'''
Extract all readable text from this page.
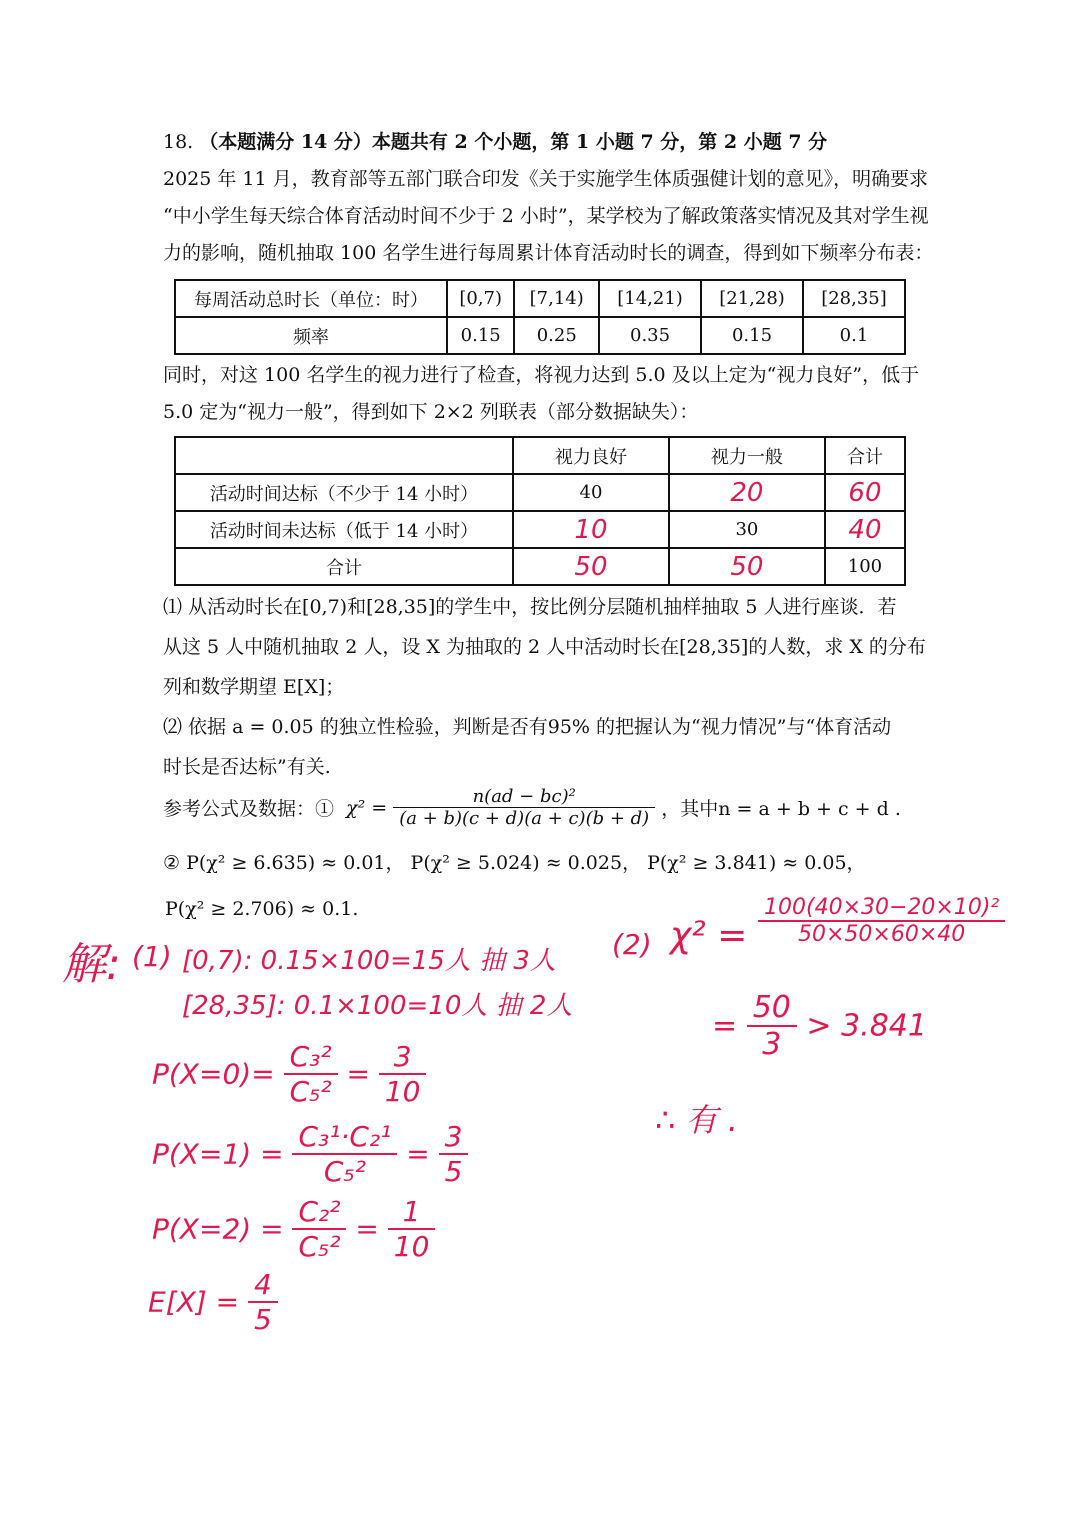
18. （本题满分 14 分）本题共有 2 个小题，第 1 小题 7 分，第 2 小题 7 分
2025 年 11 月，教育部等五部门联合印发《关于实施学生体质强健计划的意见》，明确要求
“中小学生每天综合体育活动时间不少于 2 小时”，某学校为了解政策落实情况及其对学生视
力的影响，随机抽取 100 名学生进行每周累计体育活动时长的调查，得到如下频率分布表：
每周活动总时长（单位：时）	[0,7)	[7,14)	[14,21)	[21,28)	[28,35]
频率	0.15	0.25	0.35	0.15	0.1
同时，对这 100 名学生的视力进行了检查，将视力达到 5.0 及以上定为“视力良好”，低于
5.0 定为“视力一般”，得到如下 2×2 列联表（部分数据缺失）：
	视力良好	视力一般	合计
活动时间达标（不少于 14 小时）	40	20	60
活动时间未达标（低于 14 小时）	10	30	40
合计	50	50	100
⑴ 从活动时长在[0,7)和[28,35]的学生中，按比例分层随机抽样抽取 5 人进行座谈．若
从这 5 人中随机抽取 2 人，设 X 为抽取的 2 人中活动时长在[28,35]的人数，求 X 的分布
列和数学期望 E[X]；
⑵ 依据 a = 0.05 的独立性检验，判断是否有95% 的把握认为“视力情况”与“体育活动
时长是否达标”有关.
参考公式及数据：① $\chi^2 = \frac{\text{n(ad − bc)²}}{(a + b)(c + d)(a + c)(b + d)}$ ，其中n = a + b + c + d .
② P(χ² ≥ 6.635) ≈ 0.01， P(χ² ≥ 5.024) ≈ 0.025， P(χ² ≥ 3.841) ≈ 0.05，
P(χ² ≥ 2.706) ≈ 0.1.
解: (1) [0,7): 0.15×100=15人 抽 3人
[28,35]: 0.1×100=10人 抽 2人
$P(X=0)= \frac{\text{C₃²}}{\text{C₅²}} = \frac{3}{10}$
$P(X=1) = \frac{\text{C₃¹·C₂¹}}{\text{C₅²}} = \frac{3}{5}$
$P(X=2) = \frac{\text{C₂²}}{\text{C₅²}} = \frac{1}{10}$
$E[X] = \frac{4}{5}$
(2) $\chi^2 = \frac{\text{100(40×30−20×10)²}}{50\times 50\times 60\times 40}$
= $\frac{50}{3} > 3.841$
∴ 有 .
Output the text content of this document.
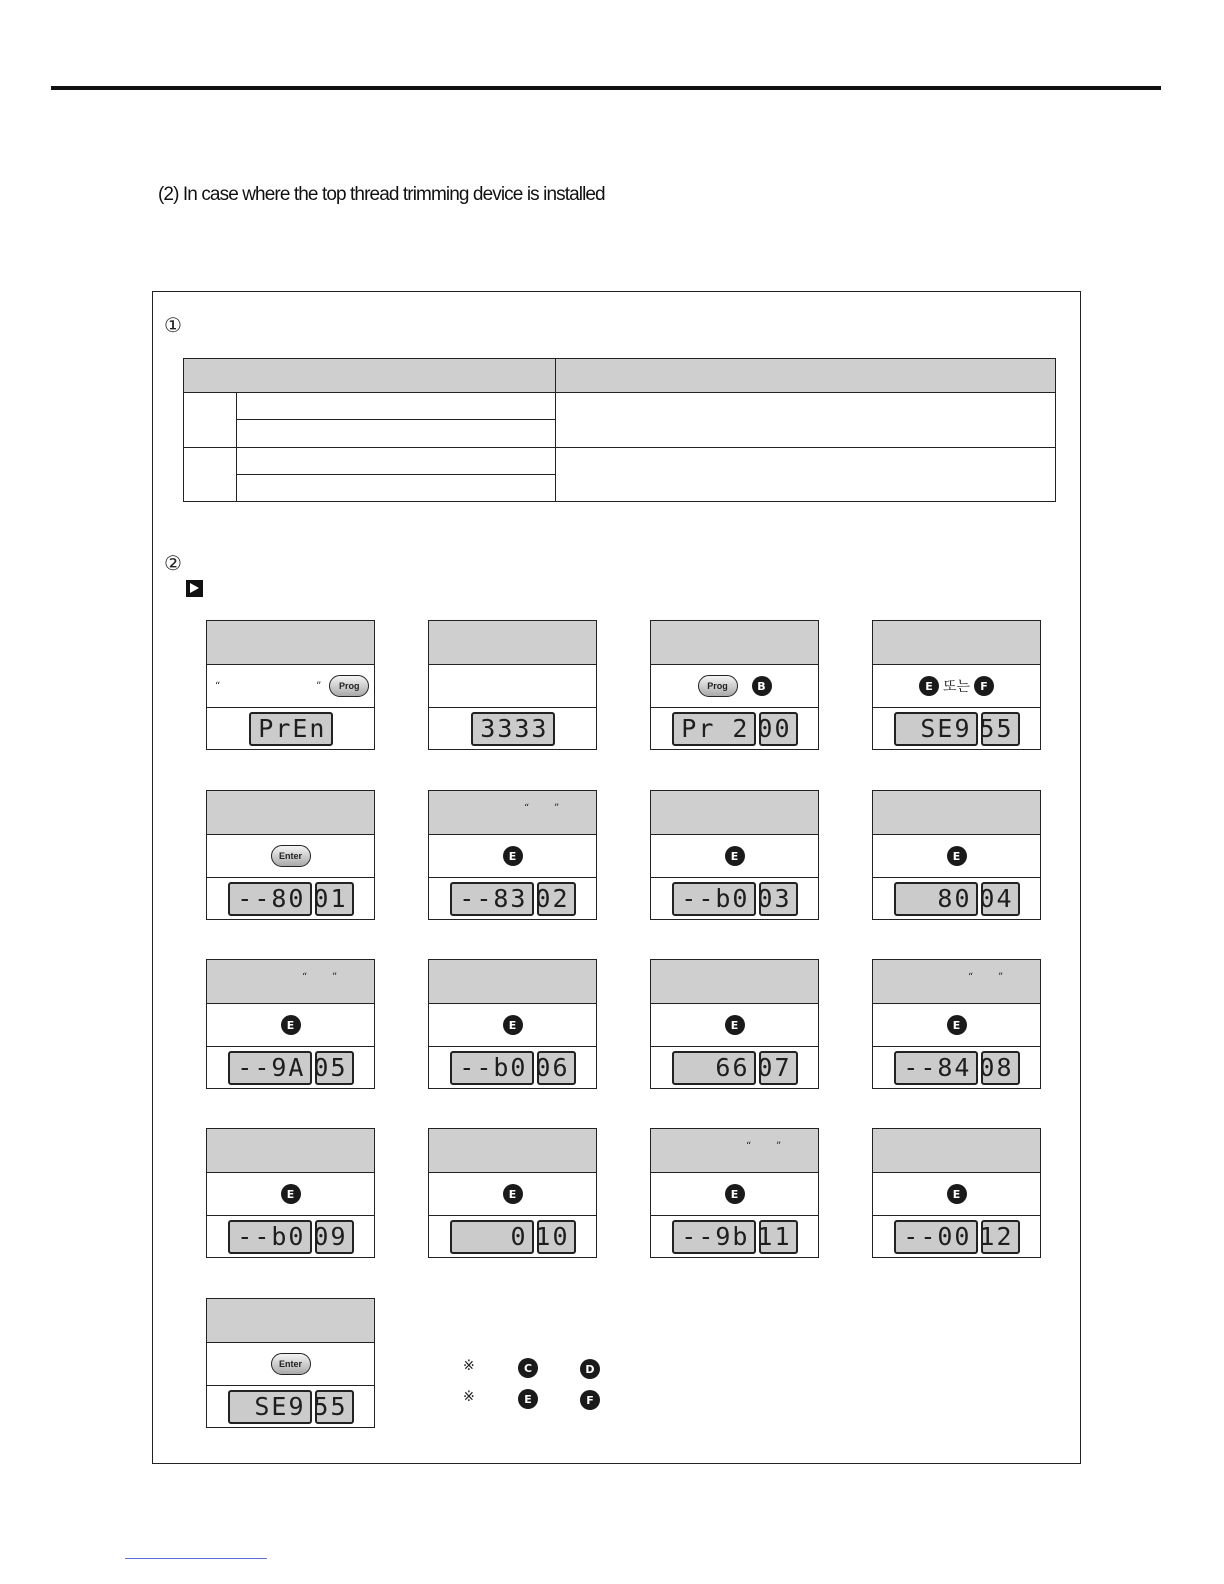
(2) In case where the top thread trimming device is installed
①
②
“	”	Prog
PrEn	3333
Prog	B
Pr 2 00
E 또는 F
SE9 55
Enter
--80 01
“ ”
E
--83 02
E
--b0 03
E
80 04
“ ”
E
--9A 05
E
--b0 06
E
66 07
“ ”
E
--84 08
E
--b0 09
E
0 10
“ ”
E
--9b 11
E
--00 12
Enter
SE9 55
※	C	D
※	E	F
'''
* [EXERCISE GOAL]: Note every line above where the string "视力良好" shows up, and copy those lines.

* [ANSWER TO THE TASK]:
同时，对这 100 名学生的视力进行了检查，将视力达到 5.0 及以上定为“视力良好”，低于
	视力良好	视力一般	合计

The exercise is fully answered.